▶ _Selected text_

⁂

Former Assembly Speaker and former San Francisco mayor Willie Brown writes in the San Francisco Chronicle in praise of Martin Jenkins’s appointment to the Supreme Court, calling Jenkins “a truly unsung hero.”
Included in Brown’s column is this story:
Years back, when Gray Davis was governor, Attorney General Bill Lockyer and I were looking for an African American to suggest for an appointment to the state Supreme Court. Lockyer called Jenkins to float the idea.
Jenkins basically said he wasn’t ready yet — and one of the reasons was his newspaper route.
He knew a young boy who delivered the morning paper. The boy had a medical problem that at times kept him from doing his route. Every time the kid was sick, Marty would fill in for him. He was afraid that would be incompatible with the job demands of the Supreme Court.
Brown’s thumbs up contrasts with his criticism of then-Governor Jerry Brown’s appointment of Leondra Kruger to the court in 2014, based on her being a Washington, D.C., resident at the time, even though she is a Los Angeles native. “Were there no qualified African Americans in California?,” Willie Brown asked. Jenkins apparently passes Brown’s geographic test.
The three-member Commission on Judicial Appointments will most probably confirm Jenkins’s appointment on November 10.

⁂

▶ _Data shown_

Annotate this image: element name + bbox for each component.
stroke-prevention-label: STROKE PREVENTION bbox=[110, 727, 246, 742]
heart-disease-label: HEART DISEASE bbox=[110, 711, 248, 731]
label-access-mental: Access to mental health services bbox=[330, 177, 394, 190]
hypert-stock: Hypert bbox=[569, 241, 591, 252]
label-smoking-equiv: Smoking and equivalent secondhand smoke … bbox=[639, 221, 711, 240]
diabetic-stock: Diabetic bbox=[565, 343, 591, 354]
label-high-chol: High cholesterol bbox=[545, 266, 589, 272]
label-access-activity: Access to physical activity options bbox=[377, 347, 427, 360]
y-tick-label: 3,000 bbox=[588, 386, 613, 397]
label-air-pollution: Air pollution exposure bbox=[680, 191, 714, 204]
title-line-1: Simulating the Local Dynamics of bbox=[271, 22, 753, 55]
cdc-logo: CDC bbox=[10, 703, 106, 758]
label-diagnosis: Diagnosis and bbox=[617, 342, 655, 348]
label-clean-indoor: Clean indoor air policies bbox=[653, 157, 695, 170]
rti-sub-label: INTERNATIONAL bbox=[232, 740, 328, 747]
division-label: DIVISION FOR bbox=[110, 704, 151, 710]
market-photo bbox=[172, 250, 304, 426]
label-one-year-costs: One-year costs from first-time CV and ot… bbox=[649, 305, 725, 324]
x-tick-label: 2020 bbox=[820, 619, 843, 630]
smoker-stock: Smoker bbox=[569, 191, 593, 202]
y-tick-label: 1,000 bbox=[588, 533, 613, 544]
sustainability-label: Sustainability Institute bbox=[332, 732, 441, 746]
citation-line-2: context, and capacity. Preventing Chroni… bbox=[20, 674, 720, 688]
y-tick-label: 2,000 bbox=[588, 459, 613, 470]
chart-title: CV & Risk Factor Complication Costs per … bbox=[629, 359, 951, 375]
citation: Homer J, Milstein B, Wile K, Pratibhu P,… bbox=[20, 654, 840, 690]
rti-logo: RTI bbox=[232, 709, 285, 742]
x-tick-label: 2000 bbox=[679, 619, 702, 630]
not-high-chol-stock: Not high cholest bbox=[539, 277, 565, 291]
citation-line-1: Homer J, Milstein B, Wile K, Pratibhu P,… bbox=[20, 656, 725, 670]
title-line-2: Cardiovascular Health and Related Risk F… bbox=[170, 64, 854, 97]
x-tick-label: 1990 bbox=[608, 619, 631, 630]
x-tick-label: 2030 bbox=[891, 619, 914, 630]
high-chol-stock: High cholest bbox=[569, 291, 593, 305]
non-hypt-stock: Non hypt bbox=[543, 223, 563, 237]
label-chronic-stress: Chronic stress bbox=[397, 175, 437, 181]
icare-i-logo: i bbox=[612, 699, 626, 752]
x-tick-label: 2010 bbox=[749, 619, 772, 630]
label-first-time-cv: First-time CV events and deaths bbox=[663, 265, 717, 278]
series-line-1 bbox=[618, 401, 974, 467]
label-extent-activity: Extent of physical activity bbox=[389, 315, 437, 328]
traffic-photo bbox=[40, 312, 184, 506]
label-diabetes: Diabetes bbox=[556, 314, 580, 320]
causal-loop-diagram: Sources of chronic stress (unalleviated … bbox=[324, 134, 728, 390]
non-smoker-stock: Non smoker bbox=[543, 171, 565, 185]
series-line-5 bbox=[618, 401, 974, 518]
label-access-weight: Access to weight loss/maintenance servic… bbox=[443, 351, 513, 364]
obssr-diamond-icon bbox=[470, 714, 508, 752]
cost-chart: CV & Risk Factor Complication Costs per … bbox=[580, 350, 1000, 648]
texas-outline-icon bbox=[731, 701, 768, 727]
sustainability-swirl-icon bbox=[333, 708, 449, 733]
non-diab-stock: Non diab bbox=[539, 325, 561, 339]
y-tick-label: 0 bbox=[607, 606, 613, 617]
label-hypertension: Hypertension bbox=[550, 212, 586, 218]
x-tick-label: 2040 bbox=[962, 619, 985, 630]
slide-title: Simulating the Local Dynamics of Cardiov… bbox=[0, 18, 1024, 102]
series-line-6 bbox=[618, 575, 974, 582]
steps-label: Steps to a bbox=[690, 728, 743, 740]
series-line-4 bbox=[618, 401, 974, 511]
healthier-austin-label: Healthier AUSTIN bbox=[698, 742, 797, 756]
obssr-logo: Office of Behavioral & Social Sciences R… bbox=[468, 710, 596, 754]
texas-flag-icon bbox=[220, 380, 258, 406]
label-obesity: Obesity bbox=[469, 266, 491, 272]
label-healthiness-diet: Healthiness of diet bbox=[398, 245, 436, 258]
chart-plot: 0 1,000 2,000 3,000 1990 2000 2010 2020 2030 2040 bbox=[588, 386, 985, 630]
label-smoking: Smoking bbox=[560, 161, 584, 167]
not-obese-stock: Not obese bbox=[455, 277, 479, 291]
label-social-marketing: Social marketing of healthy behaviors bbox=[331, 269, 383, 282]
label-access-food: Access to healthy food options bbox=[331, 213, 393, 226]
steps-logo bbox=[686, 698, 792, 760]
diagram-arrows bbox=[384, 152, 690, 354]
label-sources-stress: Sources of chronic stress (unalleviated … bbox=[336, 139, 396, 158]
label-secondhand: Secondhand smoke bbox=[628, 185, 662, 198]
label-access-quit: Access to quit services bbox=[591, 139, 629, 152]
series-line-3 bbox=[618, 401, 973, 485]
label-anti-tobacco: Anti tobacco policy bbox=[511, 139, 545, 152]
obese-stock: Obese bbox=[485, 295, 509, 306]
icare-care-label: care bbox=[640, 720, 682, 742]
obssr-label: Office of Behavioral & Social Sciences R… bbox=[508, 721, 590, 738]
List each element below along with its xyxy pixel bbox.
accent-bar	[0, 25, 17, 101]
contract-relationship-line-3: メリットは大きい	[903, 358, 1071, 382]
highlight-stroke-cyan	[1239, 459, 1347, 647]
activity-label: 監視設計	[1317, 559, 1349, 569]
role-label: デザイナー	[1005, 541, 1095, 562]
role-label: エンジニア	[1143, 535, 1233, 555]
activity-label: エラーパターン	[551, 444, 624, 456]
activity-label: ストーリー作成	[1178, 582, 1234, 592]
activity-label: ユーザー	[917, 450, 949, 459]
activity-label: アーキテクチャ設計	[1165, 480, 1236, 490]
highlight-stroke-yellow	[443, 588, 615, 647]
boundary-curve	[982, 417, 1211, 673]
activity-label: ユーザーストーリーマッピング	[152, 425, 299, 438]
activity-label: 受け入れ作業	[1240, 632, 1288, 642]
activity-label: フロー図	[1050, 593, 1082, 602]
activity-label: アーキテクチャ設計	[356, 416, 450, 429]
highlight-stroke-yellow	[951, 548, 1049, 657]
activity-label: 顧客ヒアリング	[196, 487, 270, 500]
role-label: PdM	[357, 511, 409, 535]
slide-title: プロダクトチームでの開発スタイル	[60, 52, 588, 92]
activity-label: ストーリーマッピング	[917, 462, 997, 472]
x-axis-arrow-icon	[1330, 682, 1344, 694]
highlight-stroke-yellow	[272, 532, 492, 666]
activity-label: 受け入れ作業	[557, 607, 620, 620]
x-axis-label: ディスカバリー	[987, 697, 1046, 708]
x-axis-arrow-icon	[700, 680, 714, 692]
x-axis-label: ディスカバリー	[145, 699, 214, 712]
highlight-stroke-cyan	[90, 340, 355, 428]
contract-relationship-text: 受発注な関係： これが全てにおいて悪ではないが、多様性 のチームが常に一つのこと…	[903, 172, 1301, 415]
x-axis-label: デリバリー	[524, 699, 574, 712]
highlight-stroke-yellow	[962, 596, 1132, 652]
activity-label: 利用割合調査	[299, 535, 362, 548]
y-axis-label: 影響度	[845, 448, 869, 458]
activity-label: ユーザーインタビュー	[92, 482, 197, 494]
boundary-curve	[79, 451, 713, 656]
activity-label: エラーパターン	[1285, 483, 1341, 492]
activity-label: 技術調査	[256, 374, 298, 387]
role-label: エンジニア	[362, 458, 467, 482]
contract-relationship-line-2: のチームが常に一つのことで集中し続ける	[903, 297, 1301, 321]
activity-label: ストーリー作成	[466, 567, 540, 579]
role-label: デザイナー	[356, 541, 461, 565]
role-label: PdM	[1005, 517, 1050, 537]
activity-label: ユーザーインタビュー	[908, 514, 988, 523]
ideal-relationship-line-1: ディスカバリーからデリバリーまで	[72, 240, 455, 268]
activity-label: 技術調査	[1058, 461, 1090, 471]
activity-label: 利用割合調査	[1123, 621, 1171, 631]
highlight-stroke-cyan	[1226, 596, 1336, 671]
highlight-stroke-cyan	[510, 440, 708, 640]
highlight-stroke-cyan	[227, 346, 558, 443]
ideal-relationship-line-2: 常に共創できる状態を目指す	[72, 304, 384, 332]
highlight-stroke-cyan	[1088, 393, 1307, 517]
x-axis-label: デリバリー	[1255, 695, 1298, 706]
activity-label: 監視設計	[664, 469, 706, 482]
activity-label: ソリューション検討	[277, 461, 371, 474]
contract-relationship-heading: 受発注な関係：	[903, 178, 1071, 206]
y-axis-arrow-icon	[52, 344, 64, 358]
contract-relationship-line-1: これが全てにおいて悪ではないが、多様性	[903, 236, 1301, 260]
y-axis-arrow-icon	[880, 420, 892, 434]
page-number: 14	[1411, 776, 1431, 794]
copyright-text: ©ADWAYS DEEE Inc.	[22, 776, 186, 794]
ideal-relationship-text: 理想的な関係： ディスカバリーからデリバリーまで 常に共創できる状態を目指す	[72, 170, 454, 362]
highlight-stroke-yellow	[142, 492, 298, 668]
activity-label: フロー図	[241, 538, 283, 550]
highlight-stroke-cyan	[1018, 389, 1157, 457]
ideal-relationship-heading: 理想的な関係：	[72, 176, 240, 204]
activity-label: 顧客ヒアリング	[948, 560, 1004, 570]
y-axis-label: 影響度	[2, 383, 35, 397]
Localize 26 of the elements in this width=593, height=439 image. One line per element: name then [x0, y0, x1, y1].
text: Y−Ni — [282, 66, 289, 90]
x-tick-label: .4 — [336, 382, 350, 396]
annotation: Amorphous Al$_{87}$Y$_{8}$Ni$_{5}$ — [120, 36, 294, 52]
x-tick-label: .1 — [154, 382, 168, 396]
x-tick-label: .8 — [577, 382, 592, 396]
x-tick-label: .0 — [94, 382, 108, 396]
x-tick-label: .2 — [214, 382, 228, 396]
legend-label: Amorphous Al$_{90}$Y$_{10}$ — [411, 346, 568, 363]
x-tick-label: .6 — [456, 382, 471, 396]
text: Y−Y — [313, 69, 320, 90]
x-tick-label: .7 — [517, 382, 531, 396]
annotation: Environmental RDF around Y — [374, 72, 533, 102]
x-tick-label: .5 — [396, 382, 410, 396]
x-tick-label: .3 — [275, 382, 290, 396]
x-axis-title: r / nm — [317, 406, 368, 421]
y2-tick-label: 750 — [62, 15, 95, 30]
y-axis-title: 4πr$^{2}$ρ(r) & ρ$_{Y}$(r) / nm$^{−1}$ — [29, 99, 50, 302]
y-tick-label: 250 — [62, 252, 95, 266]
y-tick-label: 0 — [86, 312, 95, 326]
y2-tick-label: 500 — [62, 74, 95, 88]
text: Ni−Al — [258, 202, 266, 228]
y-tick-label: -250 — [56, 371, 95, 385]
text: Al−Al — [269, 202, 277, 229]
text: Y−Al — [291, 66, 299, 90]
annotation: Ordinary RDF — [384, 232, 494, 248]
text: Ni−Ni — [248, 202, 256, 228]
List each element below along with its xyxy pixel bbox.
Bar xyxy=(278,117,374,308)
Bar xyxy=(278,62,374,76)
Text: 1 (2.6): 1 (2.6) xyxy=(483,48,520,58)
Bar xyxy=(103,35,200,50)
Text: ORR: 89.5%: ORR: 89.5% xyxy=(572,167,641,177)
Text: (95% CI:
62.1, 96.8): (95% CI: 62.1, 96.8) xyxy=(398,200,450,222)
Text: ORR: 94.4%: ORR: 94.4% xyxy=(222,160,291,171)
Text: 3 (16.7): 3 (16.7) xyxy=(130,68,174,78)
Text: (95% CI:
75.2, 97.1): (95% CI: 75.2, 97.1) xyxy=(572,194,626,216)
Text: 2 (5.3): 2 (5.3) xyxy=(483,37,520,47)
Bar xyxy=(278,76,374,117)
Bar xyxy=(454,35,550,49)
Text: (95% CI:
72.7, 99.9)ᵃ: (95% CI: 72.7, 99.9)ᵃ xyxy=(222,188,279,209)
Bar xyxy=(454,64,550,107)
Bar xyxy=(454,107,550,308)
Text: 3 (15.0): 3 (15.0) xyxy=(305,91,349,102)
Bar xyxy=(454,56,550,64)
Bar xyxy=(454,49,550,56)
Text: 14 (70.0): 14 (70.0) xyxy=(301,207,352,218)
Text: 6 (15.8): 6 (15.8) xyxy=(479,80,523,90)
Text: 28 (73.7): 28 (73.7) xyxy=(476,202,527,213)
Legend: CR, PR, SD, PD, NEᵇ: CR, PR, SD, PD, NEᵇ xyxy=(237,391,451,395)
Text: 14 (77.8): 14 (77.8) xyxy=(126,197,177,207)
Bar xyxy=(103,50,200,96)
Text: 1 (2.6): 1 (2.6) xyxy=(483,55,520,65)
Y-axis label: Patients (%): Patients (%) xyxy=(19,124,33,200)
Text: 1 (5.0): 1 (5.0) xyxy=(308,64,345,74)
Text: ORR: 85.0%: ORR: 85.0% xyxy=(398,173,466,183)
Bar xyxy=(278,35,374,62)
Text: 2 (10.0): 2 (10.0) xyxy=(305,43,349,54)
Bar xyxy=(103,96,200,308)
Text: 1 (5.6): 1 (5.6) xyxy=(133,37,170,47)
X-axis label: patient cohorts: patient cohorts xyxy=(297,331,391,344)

⁂

▶ _Exercise requirements_
- 1) Reproduce the passage of the Martin Jenkins text above, starting at "Included in Brown’s" and ending at "float the idea.".
- 2) Answer these questions using the Martin Jenkins text above.
(a) Who was governor when Willie Brown and Bill Lockyer were looking for someone to suggest for the state Supreme Court?
(b) Which governor appointed Leondra Kruger to the court, and in what year?
(c) On what date will the Commission on Judicial Appointments most probably confirm Jenkins's appointment?

▶ _Answers to the problems_
- 1)
Included in Brown’s column is this story:
Years back, when Gray Davis was governor, Attorney General Bill Lockyer and I were looking for an African American to suggest for an appointment to the state Supreme Court. Lockyer called Jenkins to float the idea.

- 2)
(a) Gray Davis
(b) Jerry Brown, in 2014
(c) November 10